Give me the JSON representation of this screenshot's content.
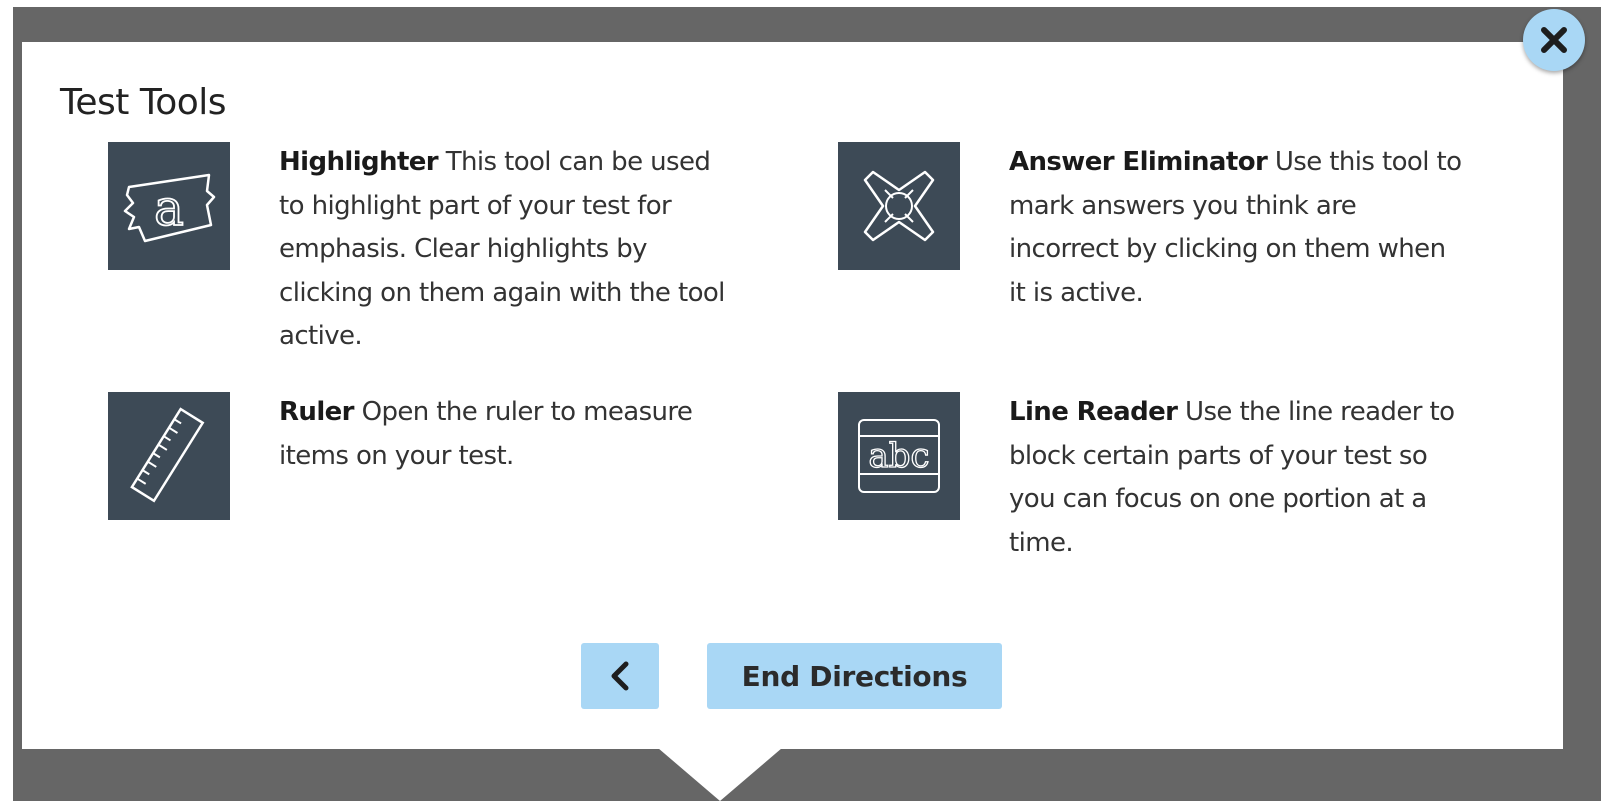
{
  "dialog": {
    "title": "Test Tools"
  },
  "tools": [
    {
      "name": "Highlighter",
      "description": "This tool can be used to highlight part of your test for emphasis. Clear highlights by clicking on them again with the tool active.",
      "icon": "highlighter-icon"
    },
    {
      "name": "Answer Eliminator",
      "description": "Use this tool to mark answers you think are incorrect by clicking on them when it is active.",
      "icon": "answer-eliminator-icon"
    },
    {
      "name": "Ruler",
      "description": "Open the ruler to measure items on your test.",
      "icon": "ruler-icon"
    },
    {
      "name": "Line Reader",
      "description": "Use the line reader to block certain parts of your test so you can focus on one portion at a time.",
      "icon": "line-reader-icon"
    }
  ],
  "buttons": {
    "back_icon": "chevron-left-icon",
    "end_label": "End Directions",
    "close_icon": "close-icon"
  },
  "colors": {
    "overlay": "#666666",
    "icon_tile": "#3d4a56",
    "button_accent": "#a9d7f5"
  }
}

════════

Problem description
In the entries above, identify each line that includes the string "name", then copy it.

Answer below
      "name": "Highlighter",
      "name": "Answer Eliminator",
      "name": "Ruler",
      "name": "Line Reader",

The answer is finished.